→ DATASET EXTRACT
■ ■ ■ ■ ■

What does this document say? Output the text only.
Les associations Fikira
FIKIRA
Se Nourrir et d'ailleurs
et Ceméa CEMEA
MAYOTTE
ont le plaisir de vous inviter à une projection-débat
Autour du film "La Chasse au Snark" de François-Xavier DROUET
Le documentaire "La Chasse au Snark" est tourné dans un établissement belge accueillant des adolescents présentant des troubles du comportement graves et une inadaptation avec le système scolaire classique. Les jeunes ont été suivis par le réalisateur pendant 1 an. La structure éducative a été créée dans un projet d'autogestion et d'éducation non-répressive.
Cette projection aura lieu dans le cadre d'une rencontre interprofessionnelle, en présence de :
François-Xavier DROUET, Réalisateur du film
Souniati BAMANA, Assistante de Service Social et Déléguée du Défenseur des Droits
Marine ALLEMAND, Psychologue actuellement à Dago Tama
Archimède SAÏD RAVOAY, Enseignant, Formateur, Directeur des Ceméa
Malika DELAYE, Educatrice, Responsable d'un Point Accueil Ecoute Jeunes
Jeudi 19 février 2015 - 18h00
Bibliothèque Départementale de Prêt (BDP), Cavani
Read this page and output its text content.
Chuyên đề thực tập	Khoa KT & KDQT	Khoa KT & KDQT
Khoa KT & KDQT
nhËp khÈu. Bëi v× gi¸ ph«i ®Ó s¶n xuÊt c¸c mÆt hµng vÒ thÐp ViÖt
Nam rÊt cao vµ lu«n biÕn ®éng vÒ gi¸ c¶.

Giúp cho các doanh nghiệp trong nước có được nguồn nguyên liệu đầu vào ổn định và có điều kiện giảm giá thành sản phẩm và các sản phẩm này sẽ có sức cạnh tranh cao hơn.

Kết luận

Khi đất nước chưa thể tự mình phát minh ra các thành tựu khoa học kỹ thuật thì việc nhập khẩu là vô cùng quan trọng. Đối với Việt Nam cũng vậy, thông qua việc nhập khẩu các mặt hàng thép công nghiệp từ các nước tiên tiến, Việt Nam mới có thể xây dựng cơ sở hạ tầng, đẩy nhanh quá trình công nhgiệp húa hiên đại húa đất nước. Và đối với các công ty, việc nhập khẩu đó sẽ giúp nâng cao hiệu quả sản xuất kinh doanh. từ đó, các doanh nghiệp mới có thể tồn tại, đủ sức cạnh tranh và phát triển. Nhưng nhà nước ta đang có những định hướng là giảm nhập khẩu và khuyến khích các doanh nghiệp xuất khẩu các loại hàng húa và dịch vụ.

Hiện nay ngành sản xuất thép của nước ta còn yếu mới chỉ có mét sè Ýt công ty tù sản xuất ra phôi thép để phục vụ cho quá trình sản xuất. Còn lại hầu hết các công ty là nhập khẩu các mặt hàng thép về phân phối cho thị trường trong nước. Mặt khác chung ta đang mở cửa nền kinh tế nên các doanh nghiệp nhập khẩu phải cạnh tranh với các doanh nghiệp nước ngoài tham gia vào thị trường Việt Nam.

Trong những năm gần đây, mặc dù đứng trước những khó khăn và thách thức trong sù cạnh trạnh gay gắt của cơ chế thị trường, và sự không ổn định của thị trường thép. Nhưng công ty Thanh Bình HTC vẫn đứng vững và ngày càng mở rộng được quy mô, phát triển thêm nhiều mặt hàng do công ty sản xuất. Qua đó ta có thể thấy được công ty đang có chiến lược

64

■ ■ ■ ■ ■

Please restate the records in full, word for word.

→ TASK SOLUTION
What does this document say? Output the text only.
Les associations Fikira
FIKIRA
Se Nourrir et d'ailleurs
et Ceméa CEMEA
MAYOTTE
ont le plaisir de vous inviter à une projection-débat
Autour du film "La Chasse au Snark" de François-Xavier DROUET
Le documentaire "La Chasse au Snark" est tourné dans un établissement belge accueillant des adolescents présentant des troubles du comportement graves et une inadaptation avec le système scolaire classique. Les jeunes ont été suivis par le réalisateur pendant 1 an. La structure éducative a été créée dans un projet d'autogestion et d'éducation non-répressive.
Cette projection aura lieu dans le cadre d'une rencontre interprofessionnelle, en présence de :
François-Xavier DROUET, Réalisateur du film
Souniati BAMANA, Assistante de Service Social et Déléguée du Défenseur des Droits
Marine ALLEMAND, Psychologue actuellement à Dago Tama
Archimède SAÏD RAVOAY, Enseignant, Formateur, Directeur des Ceméa
Malika DELAYE, Educatrice, Responsable d'un Point Accueil Ecoute Jeunes
Jeudi 19 février 2015 - 18h00
Bibliothèque Départementale de Prêt (BDP), Cavani
Read this page and output its text content.
Chuyên đề thực tập	Khoa KT & KDQT	Khoa KT & KDQT
Khoa KT & KDQT
nhËp khÈu. Bëi v× gi¸ ph«i ®Ó s¶n xuÊt c¸c mÆt hµng vÒ thÐp ViÖt
Nam rÊt cao vµ lu«n biÕn ®éng vÒ gi¸ c¶.

Giúp cho các doanh nghiệp trong nước có được nguồn nguyên liệu đầu vào ổn định và có điều kiện giảm giá thành sản phẩm và các sản phẩm này sẽ có sức cạnh tranh cao hơn.

Kết luận

Khi đất nước chưa thể tự mình phát minh ra các thành tựu khoa học kỹ thuật thì việc nhập khẩu là vô cùng quan trọng. Đối với Việt Nam cũng vậy, thông qua việc nhập khẩu các mặt hàng thép công nghiệp từ các nước tiên tiến, Việt Nam mới có thể xây dựng cơ sở hạ tầng, đẩy nhanh quá trình công nhgiệp húa hiên đại húa đất nước. Và đối với các công ty, việc nhập khẩu đó sẽ giúp nâng cao hiệu quả sản xuất kinh doanh. từ đó, các doanh nghiệp mới có thể tồn tại, đủ sức cạnh tranh và phát triển. Nhưng nhà nước ta đang có những định hướng là giảm nhập khẩu và khuyến khích các doanh nghiệp xuất khẩu các loại hàng húa và dịch vụ.

Hiện nay ngành sản xuất thép của nước ta còn yếu mới chỉ có mét sè Ýt công ty tù sản xuất ra phôi thép để phục vụ cho quá trình sản xuất. Còn lại hầu hết các công ty là nhập khẩu các mặt hàng thép về phân phối cho thị trường trong nước. Mặt khác chung ta đang mở cửa nền kinh tế nên các doanh nghiệp nhập khẩu phải cạnh tranh với các doanh nghiệp nước ngoài tham gia vào thị trường Việt Nam.

Trong những năm gần đây, mặc dù đứng trước những khó khăn và thách thức trong sù cạnh trạnh gay gắt của cơ chế thị trường, và sự không ổn định của thị trường thép. Nhưng công ty Thanh Bình HTC vẫn đứng vững và ngày càng mở rộng được quy mô, phát triển thêm nhiều mặt hàng do công ty sản xuất. Qua đó ta có thể thấy được công ty đang có chiến lược

64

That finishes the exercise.